• [Exercise] Look below and pull out each line with the word "screenshot".

• [Dataset]
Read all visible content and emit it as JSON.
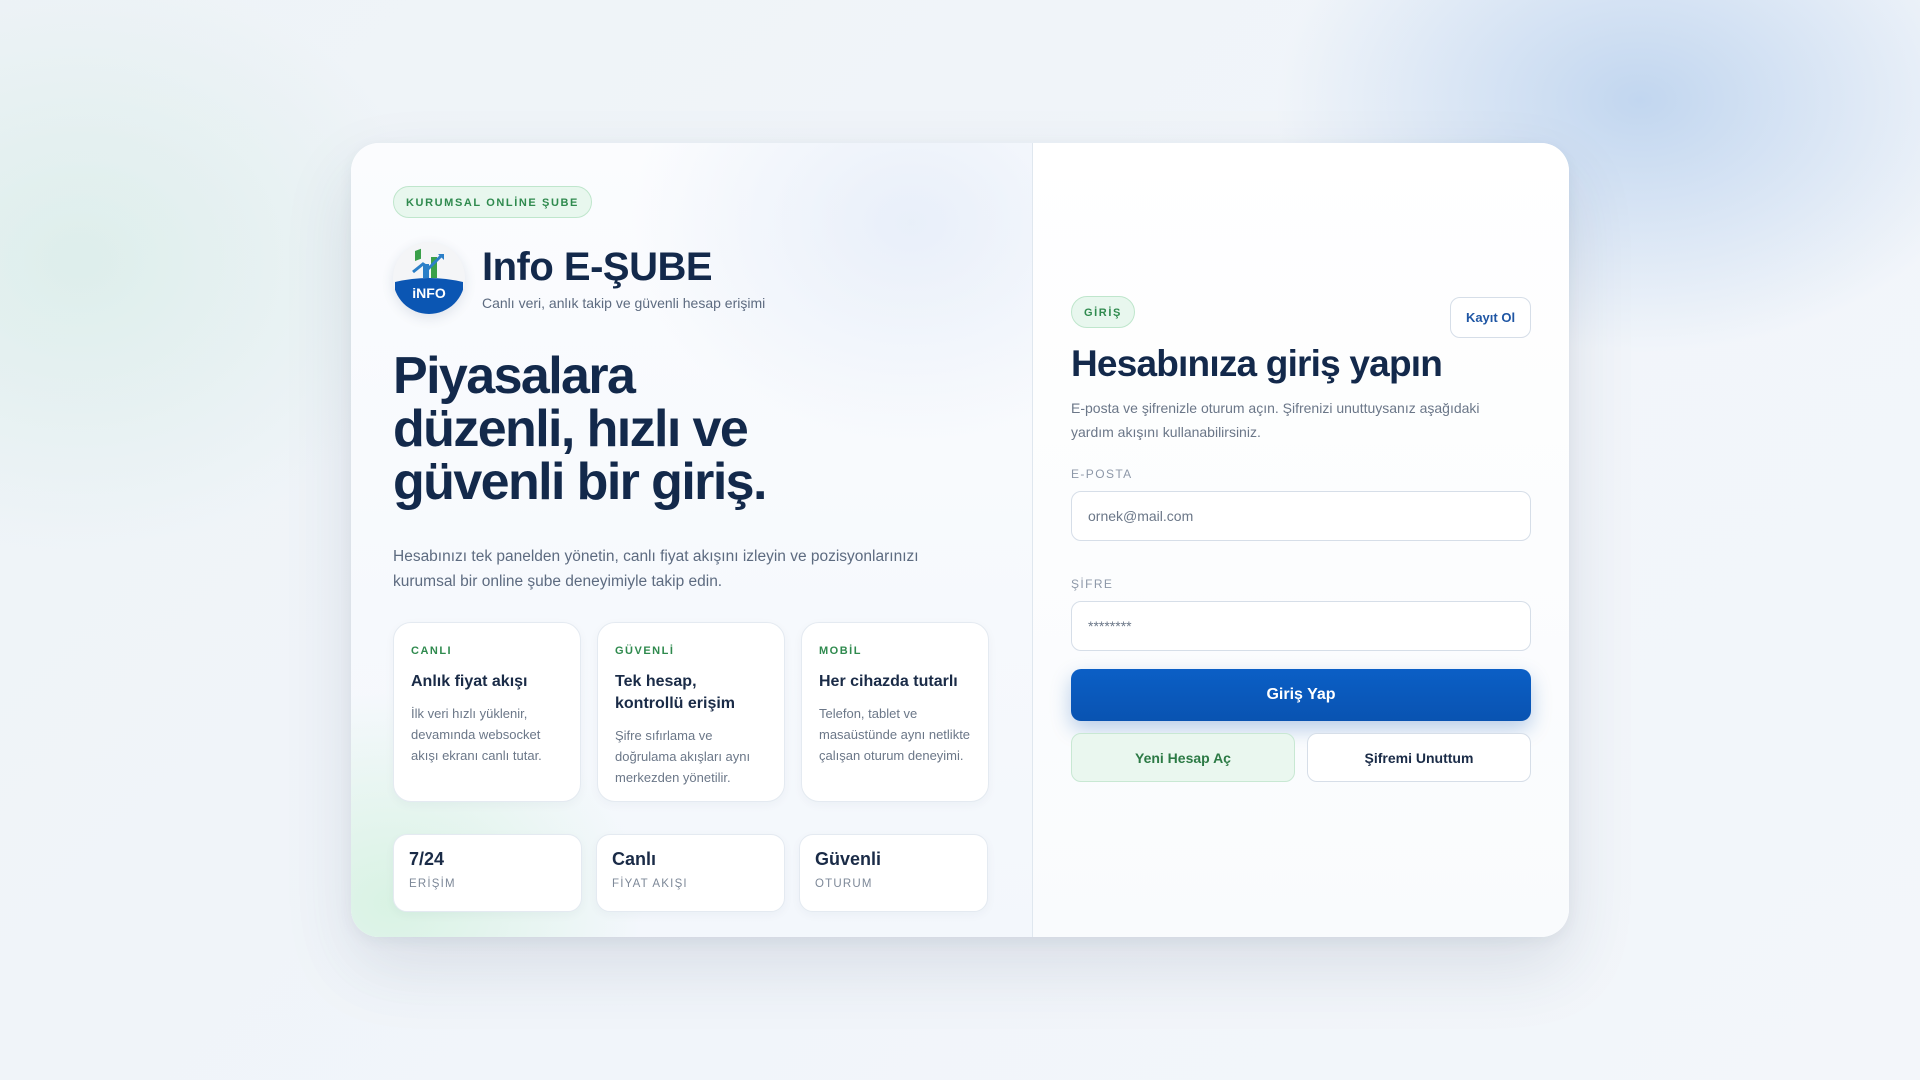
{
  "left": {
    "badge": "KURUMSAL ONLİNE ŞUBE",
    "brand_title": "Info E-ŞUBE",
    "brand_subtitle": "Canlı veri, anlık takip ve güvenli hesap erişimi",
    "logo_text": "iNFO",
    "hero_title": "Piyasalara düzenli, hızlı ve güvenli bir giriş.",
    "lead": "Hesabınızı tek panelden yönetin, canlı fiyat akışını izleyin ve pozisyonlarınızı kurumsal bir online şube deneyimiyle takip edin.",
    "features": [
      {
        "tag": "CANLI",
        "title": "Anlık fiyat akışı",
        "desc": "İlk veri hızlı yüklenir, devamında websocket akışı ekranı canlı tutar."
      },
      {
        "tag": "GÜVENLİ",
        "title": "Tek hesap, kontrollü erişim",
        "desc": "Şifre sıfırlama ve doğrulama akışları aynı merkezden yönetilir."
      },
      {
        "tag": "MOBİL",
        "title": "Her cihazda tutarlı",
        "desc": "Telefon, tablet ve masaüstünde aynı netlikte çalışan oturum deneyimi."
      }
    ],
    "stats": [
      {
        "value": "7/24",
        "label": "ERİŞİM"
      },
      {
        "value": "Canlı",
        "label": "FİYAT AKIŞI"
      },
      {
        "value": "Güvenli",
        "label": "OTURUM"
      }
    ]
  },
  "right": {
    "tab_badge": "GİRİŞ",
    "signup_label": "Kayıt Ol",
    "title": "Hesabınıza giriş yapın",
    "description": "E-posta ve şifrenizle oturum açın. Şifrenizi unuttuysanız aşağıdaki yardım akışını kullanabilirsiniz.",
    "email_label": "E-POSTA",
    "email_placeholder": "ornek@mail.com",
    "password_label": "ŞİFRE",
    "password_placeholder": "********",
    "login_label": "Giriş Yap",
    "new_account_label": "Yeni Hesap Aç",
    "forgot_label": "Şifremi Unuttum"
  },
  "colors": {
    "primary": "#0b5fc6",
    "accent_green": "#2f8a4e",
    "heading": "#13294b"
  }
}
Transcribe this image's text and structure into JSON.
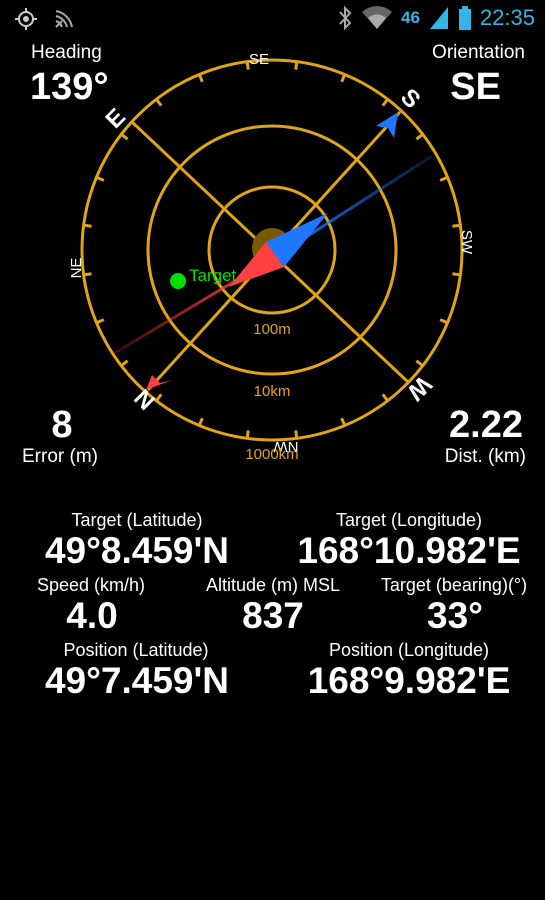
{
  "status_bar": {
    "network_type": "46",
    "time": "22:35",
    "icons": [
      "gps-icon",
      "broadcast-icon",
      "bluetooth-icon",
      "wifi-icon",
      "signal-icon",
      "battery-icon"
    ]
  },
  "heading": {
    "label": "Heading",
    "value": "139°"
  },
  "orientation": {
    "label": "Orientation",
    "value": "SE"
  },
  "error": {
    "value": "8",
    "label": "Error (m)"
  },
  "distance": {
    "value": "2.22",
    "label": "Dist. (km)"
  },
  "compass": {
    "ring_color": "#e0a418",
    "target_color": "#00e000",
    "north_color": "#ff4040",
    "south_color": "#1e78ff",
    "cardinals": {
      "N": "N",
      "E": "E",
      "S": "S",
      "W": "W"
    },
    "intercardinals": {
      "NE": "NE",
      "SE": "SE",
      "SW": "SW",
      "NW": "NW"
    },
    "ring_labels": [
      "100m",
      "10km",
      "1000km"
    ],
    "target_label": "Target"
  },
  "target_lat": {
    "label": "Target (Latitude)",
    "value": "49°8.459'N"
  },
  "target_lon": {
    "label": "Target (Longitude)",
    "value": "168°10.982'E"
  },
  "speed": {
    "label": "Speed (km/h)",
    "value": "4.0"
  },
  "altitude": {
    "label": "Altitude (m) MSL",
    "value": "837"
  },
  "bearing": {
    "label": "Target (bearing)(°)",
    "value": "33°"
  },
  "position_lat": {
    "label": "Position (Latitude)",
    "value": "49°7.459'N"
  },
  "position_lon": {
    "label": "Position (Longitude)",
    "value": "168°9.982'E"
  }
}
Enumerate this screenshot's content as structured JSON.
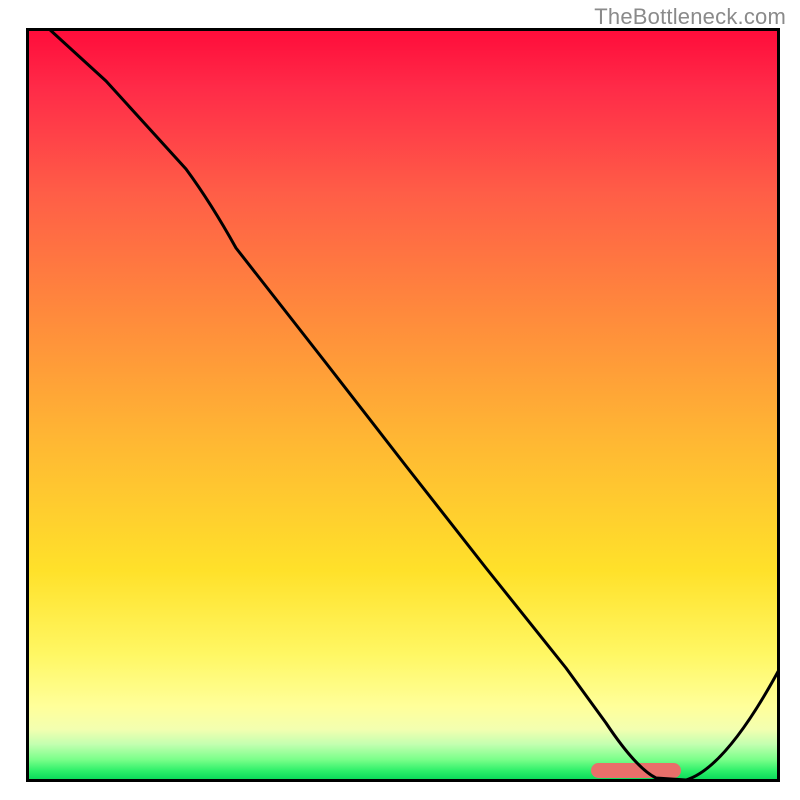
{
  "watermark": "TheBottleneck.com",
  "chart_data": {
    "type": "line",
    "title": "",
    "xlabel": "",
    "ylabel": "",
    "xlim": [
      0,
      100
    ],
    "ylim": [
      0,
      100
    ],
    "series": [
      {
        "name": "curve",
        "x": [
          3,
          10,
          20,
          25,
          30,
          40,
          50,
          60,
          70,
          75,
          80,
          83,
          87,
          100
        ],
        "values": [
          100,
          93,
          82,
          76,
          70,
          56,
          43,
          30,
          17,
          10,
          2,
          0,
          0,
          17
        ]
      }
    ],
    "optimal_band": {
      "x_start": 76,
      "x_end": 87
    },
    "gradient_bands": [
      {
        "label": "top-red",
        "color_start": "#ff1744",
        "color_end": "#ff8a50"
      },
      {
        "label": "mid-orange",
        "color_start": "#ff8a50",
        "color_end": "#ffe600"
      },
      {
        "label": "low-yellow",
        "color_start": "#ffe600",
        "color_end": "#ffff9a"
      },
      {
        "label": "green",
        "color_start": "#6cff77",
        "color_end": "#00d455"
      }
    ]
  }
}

* * *

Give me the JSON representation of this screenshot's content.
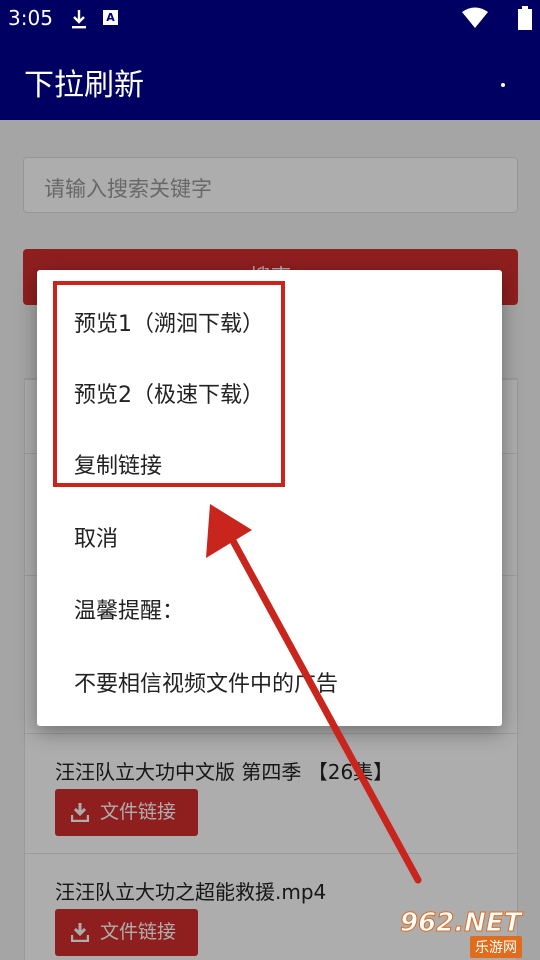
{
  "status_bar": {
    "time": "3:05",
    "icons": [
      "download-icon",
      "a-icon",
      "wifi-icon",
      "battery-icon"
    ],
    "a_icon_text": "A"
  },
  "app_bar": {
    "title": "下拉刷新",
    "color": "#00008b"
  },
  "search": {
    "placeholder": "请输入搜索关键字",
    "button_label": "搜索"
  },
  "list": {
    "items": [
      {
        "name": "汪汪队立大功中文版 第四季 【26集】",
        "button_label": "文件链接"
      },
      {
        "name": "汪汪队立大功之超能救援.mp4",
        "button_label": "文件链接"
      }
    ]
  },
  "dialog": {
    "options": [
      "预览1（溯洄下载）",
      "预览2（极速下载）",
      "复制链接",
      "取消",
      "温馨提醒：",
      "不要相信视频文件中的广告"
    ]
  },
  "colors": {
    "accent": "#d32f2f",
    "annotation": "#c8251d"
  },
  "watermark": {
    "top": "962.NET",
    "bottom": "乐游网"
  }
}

• [Answer to this exercise]
Enumerate this screenshot's content as structured JSON.
Give me the JSON representation of this screenshot's content.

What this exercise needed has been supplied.